=== PROBLEM REQUIREMENTS ===
Omit all images. Write out the rest of the material exactly.

=== Dataset excerpt ===
-- Begin --

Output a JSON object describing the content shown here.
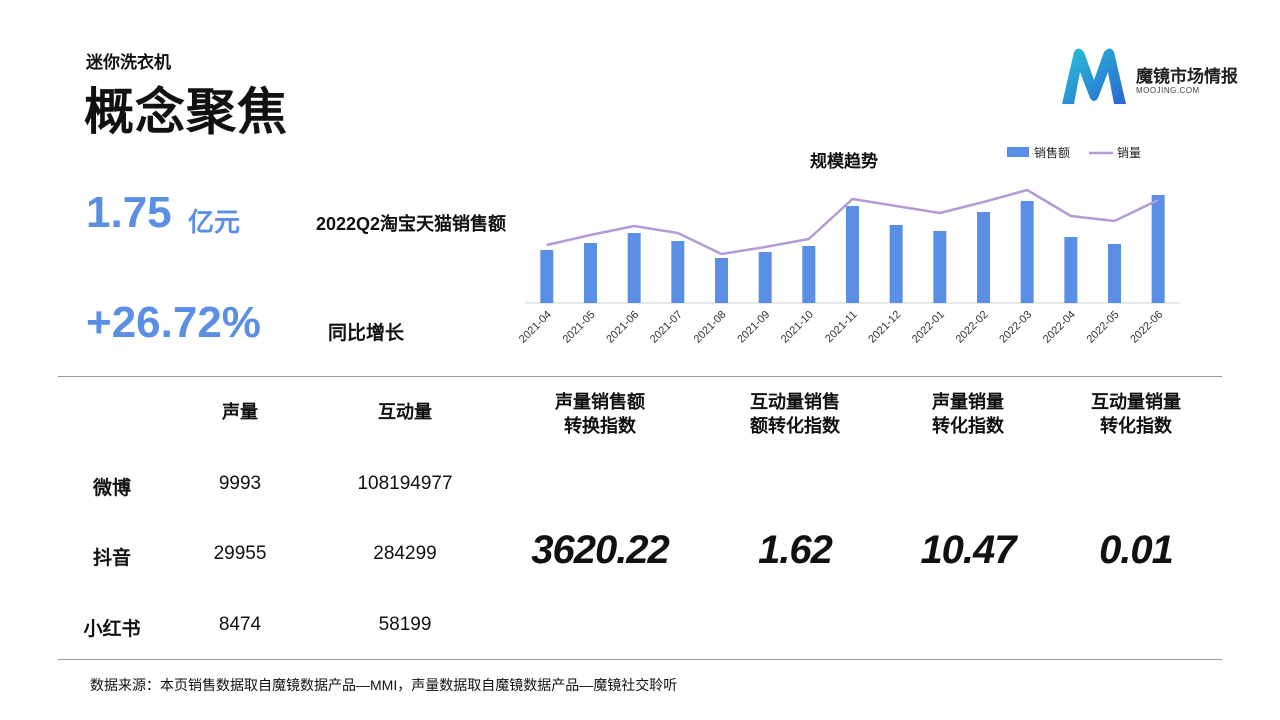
{
  "header": {
    "subtitle": "迷你洗衣机",
    "title": "概念聚焦"
  },
  "brand": {
    "name": "魔镜市场情报",
    "url": "MOOJING.COM",
    "logo_colors": [
      "#1aa3c9",
      "#3a6fd8"
    ]
  },
  "kpis": {
    "sales_value": "1.75",
    "sales_unit": "亿元",
    "sales_label": "2022Q2淘宝天猫销售额",
    "growth_value": "+26.72%",
    "growth_label": "同比增长"
  },
  "chart_data": {
    "type": "bar",
    "title": "规模趋势",
    "categories": [
      "2021-04",
      "2021-05",
      "2021-06",
      "2021-07",
      "2021-08",
      "2021-09",
      "2021-10",
      "2021-11",
      "2021-12",
      "2022-01",
      "2022-02",
      "2022-03",
      "2022-04",
      "2022-05",
      "2022-06"
    ],
    "series": [
      {
        "name": "销售额",
        "type": "bar",
        "color": "#5b8fe6",
        "values": [
          53,
          60,
          70,
          62,
          45,
          51,
          57,
          97,
          78,
          72,
          91,
          102,
          66,
          59,
          108
        ]
      },
      {
        "name": "销量",
        "type": "line",
        "color": "#b49ad6",
        "values": [
          58,
          68,
          77,
          70,
          49,
          56,
          64,
          104,
          97,
          90,
          101,
          113,
          87,
          82,
          103
        ]
      }
    ],
    "ylim": [
      0,
      120
    ],
    "legend_position": "top-right",
    "grid": false
  },
  "table": {
    "headers": [
      "声量",
      "互动量"
    ],
    "index_headers": [
      [
        "声量销售额",
        "转换指数"
      ],
      [
        "互动量销售",
        "额转化指数"
      ],
      [
        "声量销量",
        "转化指数"
      ],
      [
        "互动量销量",
        "转化指数"
      ]
    ],
    "rows": [
      {
        "platform": "微博",
        "volume": "9993",
        "interaction": "108194977"
      },
      {
        "platform": "抖音",
        "volume": "29955",
        "interaction": "284299"
      },
      {
        "platform": "小红书",
        "volume": "8474",
        "interaction": "58199"
      }
    ],
    "index_values": [
      "3620.22",
      "1.62",
      "10.47",
      "0.01"
    ]
  },
  "footer": {
    "source": "数据来源：本页销售数据取自魔镜数据产品—MMI，声量数据取自魔镜数据产品—魔镜社交聆听"
  }
}
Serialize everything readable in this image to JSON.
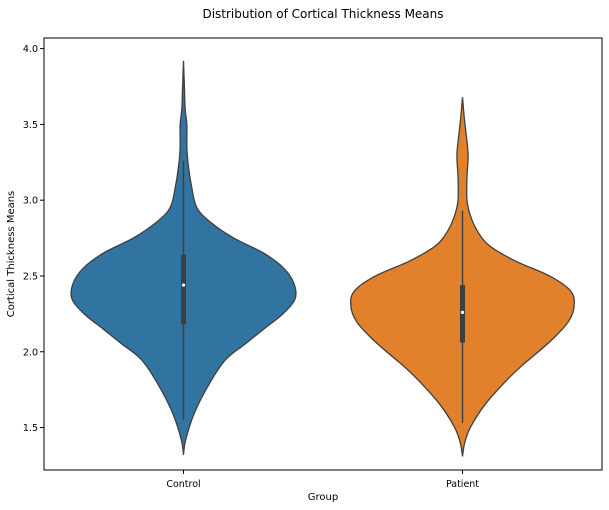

-- End --

=== WRITTEN SOLUTION ===
Output a JSON object describing the content shown here.
{
  "header": {
    "subtitle": "迷你洗衣机",
    "title": "概念聚焦"
  },
  "brand": {
    "name": "魔镜市场情报",
    "url": "MOOJING.COM",
    "logo_colors": [
      "#1aa3c9",
      "#3a6fd8"
    ]
  },
  "kpis": {
    "sales_value": "1.75",
    "sales_unit": "亿元",
    "sales_label": "2022Q2淘宝天猫销售额",
    "growth_value": "+26.72%",
    "growth_label": "同比增长"
  },
  "chart_data": {
    "type": "bar",
    "title": "规模趋势",
    "categories": [
      "2021-04",
      "2021-05",
      "2021-06",
      "2021-07",
      "2021-08",
      "2021-09",
      "2021-10",
      "2021-11",
      "2021-12",
      "2022-01",
      "2022-02",
      "2022-03",
      "2022-04",
      "2022-05",
      "2022-06"
    ],
    "series": [
      {
        "name": "销售额",
        "type": "bar",
        "color": "#5b8fe6",
        "values": [
          53,
          60,
          70,
          62,
          45,
          51,
          57,
          97,
          78,
          72,
          91,
          102,
          66,
          59,
          108
        ]
      },
      {
        "name": "销量",
        "type": "line",
        "color": "#b49ad6",
        "values": [
          58,
          68,
          77,
          70,
          49,
          56,
          64,
          104,
          97,
          90,
          101,
          113,
          87,
          82,
          103
        ]
      }
    ],
    "ylim": [
      0,
      120
    ],
    "legend_position": "top-right",
    "grid": false
  },
  "table": {
    "headers": [
      "声量",
      "互动量"
    ],
    "index_headers": [
      [
        "声量销售额",
        "转换指数"
      ],
      [
        "互动量销售",
        "额转化指数"
      ],
      [
        "声量销量",
        "转化指数"
      ],
      [
        "互动量销量",
        "转化指数"
      ]
    ],
    "rows": [
      {
        "platform": "微博",
        "volume": "9993",
        "interaction": "108194977"
      },
      {
        "platform": "抖音",
        "volume": "29955",
        "interaction": "284299"
      },
      {
        "platform": "小红书",
        "volume": "8474",
        "interaction": "58199"
      }
    ],
    "index_values": [
      "3620.22",
      "1.62",
      "10.47",
      "0.01"
    ]
  },
  "footer": {
    "source": "数据来源：本页销售数据取自魔镜数据产品—MMI，声量数据取自魔镜数据产品—魔镜社交聆听"
  }
}
Serialize everything readable in this image to JSON.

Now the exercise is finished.